- [Okuma Metni]:
==*==
T.C.
Yargıtay
Hukuk Genel Kurulu

Esas No:2013/2364
Karar No:2014/421
K. Tarihi:28.3.2014 

Taraflar arasındaki “maddi ve manevi tazminat” davasından dolayı yapılan yargılama sonunda; Gebze 2. İş Mahkemesi'nce davanın kısmen kabulüne dair verilen 24.05.2012 gün ve 2009/980 E., 2012/325 K. sayılı kararın incelenmesi taraf vekilleri tarafından istenilmesi üzerine, Yargıtay 21. Hukuk Dairesi'nin 01.04.2013 gün ve 2012/19835 E., 2013/6299 K. sayılı ilamı ile;

(...1-Dosyadaki yazılara, kararın dayandığı delillerle kanuni gerek-tirici nedenlere ve temyiz nedenlerine göre davacılar vekilinin tüm, davalı şirketler ..... A.Ş. ve .... Tic.Ltd.Şti’nin vekillerinin aşağıdaki bendin kapsamı dışında kalan diğer temyiz itirazlarının reddine,

2-Dava, 27.05.2009 tarihinde geçirdiği iş kazasında vefat eden sigortalının haksahiplerinin maddi ve manevi zararlarının giderilmesi istemlerine ilişkindir.

Mahkemece, maddi ve manevi tazminat davalarının kısmen kabulüne karar verilmiştir.

Dosya içerisindeki bilgi ve kayıtlardan; meydana gelen zararlandı-rıcı olayın SGK Başkanlığınca iş kazası olarak kabul edildiği, kazanın meydana gelmesinde davacılar murisi sigortalının %25 oranında kusurunun bulunduğu, kalan kusurun ise davalı şirketlere ait olduğu anlaşılmıştır.

Borçlar Kanunu’nun 47. maddesi hükmüne göre hakimin özel halleri göz önünde tutarak manevi zarar adı ile sigortalı yakınlarına verilmesine karar vereceği bir para tutarı adalete uygun olmalıdır. Hükmedilecek bu para, zarara uğrayanda manevi huzuru doğurmayı gerçekleştirecek tazminata benzer bir fonksiyonu olan özgün bir nitelik taşır. Bir ceza olmadığı gibi, mamelek hukukuna ilişkin zararın karşılanmasını da amaç edinmemiştir. O halde, bu tazminatın sınırı onun amacına göre belirlenmelidir. Takdir edilecek miktar, mevcut halde elde edilmek istenilen tatmin duygusunun etkisine ulaşmak için gerekli olan kadar olmalıdır. 22.06.1966 günlü ve 7/7 sayılı Yargıtay İçtihadı Birleştirme Kararının gerekçesinde takdir olunacak manevi tazminatın tutarını etkileyecek özel hal ve şartlar da açıkça gösterilmiştir. Bunlar her olaya göre değişebileceğinden hakim bu konuda takdir hakkını kullanırken ona etkili olan nedenleri de karar yerinde objektif ölçülere göre isabetli bir biçimde göstermelidir. Hakimin bu takdir hakkını kullanırken, ülkenin ekonomik koşulları,tarafların sosyal ve ekonomik durumları,-paranın satın alma gücü, tarafların kusur durumu,olayın ağırlığı,dava-cının sürekli iş göremezlik oranı, işçinin yaşı, olay tarihi gibi özellikleri göz önünde tutması, hükmedilecek tutarın manevi tatmin duygusu yanında caydırıcılık uyandıran oranda olması gerektiği de söz götürmez ve yine 22.06.1966 gün 1966/7-7 sayılı İçtihadı Birleştirme Kararı’nın gerekçesinde de açıklandığı üzere zarar görenin müterafik kusurunun varlığı halinde bu durumun manevi tazminatın takdirinde göz önünde bulundurulması gerekir.
==*==
- [Ham Veri]:
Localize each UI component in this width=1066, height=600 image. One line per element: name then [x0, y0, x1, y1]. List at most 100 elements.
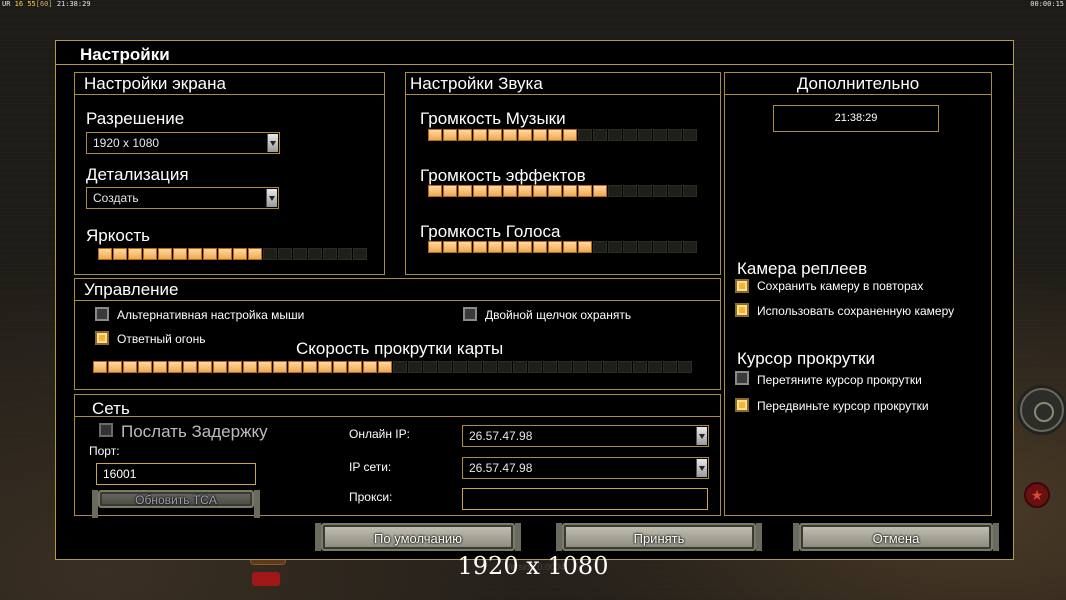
- slider-segment[interactable]: [638, 129, 652, 141]
- slider-segment[interactable]: [533, 185, 547, 197]
- slider-segment[interactable]: [473, 185, 487, 197]
- slider-segment[interactable]: [648, 361, 662, 373]
- slider-segment[interactable]: [683, 129, 697, 141]
- slider-segment[interactable]: [683, 185, 697, 197]
- slider-segment[interactable]: [588, 361, 602, 373]
- slider-segment[interactable]: [638, 241, 652, 253]
- slider-segment[interactable]: [438, 361, 452, 373]
- slider-segment[interactable]: [423, 361, 437, 373]
- slider-segment[interactable]: [98, 248, 112, 260]
- slider-segment[interactable]: [258, 361, 272, 373]
- slider-segment[interactable]: [183, 361, 197, 373]
- slider-segment[interactable]: [278, 248, 292, 260]
- slider-segment[interactable]: [218, 248, 232, 260]
- slider-segment[interactable]: [548, 241, 562, 253]
- slider-segment[interactable]: [653, 241, 667, 253]
- slider-segment[interactable]: [128, 248, 142, 260]
- slider-segment[interactable]: [353, 248, 367, 260]
- slider-segment[interactable]: [228, 361, 242, 373]
- slider-segment[interactable]: [533, 129, 547, 141]
- chevron-down-icon[interactable]: [696, 459, 707, 477]
- slider-segment[interactable]: [563, 185, 577, 197]
- scroll-speed-slider[interactable]: [93, 361, 692, 374]
- slider-segment[interactable]: [333, 361, 347, 373]
- slider-segment[interactable]: [543, 361, 557, 373]
- slider-segment[interactable]: [198, 361, 212, 373]
- slider-segment[interactable]: [443, 129, 457, 141]
- slider-segment[interactable]: [518, 129, 532, 141]
- slider-segment[interactable]: [593, 241, 607, 253]
- slider-segment[interactable]: [243, 361, 257, 373]
- slider-segment[interactable]: [338, 248, 352, 260]
- port-input[interactable]: 16001: [96, 463, 256, 485]
- slider-segment[interactable]: [263, 248, 277, 260]
- slider-segment[interactable]: [593, 129, 607, 141]
- slider-segment[interactable]: [428, 241, 442, 253]
- slider-segment[interactable]: [623, 185, 637, 197]
- slider-segment[interactable]: [473, 241, 487, 253]
- slider-segment[interactable]: [473, 129, 487, 141]
- slider-segment[interactable]: [488, 241, 502, 253]
- slider-segment[interactable]: [488, 185, 502, 197]
- effects-volume-slider[interactable]: [428, 185, 697, 198]
- slider-segment[interactable]: [518, 241, 532, 253]
- slider-segment[interactable]: [443, 241, 457, 253]
- slider-segment[interactable]: [428, 129, 442, 141]
- slider-segment[interactable]: [618, 361, 632, 373]
- slider-segment[interactable]: [143, 248, 157, 260]
- detail-select[interactable]: Создать: [86, 187, 279, 209]
- slider-segment[interactable]: [503, 129, 517, 141]
- slider-segment[interactable]: [663, 361, 677, 373]
- slider-segment[interactable]: [608, 241, 622, 253]
- slider-segment[interactable]: [293, 248, 307, 260]
- slider-segment[interactable]: [443, 185, 457, 197]
- slider-segment[interactable]: [488, 129, 502, 141]
- slider-segment[interactable]: [173, 248, 187, 260]
- slider-segment[interactable]: [578, 129, 592, 141]
- slider-segment[interactable]: [653, 129, 667, 141]
- chevron-down-icon[interactable]: [696, 427, 707, 445]
- slider-segment[interactable]: [563, 129, 577, 141]
- slider-segment[interactable]: [158, 248, 172, 260]
- slider-segment[interactable]: [503, 185, 517, 197]
- cancel-button[interactable]: Отмена: [793, 523, 999, 551]
- slider-segment[interactable]: [323, 248, 337, 260]
- slider-segment[interactable]: [623, 129, 637, 141]
- slider-segment[interactable]: [678, 361, 692, 373]
- slider-segment[interactable]: [213, 361, 227, 373]
- slider-segment[interactable]: [668, 185, 682, 197]
- music-volume-slider[interactable]: [428, 129, 697, 142]
- slider-segment[interactable]: [458, 129, 472, 141]
- slider-segment[interactable]: [153, 361, 167, 373]
- slider-segment[interactable]: [513, 361, 527, 373]
- move-cursor-checkbox[interactable]: [735, 398, 749, 412]
- slider-segment[interactable]: [578, 185, 592, 197]
- slider-segment[interactable]: [503, 241, 517, 253]
- save-camera-checkbox[interactable]: [735, 279, 749, 293]
- slider-segment[interactable]: [233, 248, 247, 260]
- chevron-down-icon[interactable]: [267, 134, 278, 152]
- slider-segment[interactable]: [603, 361, 617, 373]
- slider-segment[interactable]: [168, 361, 182, 373]
- slider-segment[interactable]: [548, 129, 562, 141]
- slider-segment[interactable]: [203, 248, 217, 260]
- brightness-slider[interactable]: [98, 248, 367, 261]
- slider-segment[interactable]: [578, 241, 592, 253]
- slider-segment[interactable]: [458, 241, 472, 253]
- slider-segment[interactable]: [408, 361, 422, 373]
- lan-ip-select[interactable]: 26.57.47.98: [462, 457, 709, 479]
- slider-segment[interactable]: [548, 185, 562, 197]
- slider-segment[interactable]: [668, 241, 682, 253]
- slider-segment[interactable]: [138, 361, 152, 373]
- slider-segment[interactable]: [453, 361, 467, 373]
- drag-cursor-checkbox[interactable]: [735, 371, 749, 385]
- slider-segment[interactable]: [483, 361, 497, 373]
- slider-segment[interactable]: [668, 129, 682, 141]
- slider-segment[interactable]: [318, 361, 332, 373]
- slider-segment[interactable]: [123, 361, 137, 373]
- slider-segment[interactable]: [653, 185, 667, 197]
- slider-segment[interactable]: [458, 185, 472, 197]
- slider-segment[interactable]: [308, 248, 322, 260]
- slider-segment[interactable]: [248, 248, 262, 260]
- accept-button[interactable]: Принять: [556, 523, 762, 551]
==*==
- [Verilen Görev]: Yargıtay kararının "(...1-Dosyadaki yazılara, kararın" ifadesinden "ait olduğu anlaşılmıştır." ifadesine kadar olan kısmını, "sigortalının" sözcüğünü "işçinin" ile değiştirerek tekrar yazın. Bu çalışmada kayıtlara ihtiyaç yoktur.

- [Görevin Çözümü]:
(...1-Dosyadaki yazılara, kararın dayandığı delillerle kanuni gerek-tirici nedenlere ve temyiz nedenlerine göre davacılar vekilinin tüm, davalı şirketler ..... A.Ş. ve .... Tic.Ltd.Şti’nin vekillerinin aşağıdaki bendin kapsamı dışında kalan diğer temyiz itirazlarının reddine,

2-Dava, 27.05.2009 tarihinde geçirdiği iş kazasında vefat eden işçinin haksahiplerinin maddi ve manevi zararlarının giderilmesi istemlerine ilişkindir.

Mahkemece, maddi ve manevi tazminat davalarının kısmen kabulüne karar verilmiştir.

Dosya içerisindeki bilgi ve kayıtlardan; meydana gelen zararlandı-rıcı olayın SGK Başkanlığınca iş kazası olarak kabul edildiği, kazanın meydana gelmesinde davacılar murisi işçinin %25 oranında kusurunun bulunduğu, kalan kusurun ise davalı şirketlere ait olduğu anlaşılmıştır.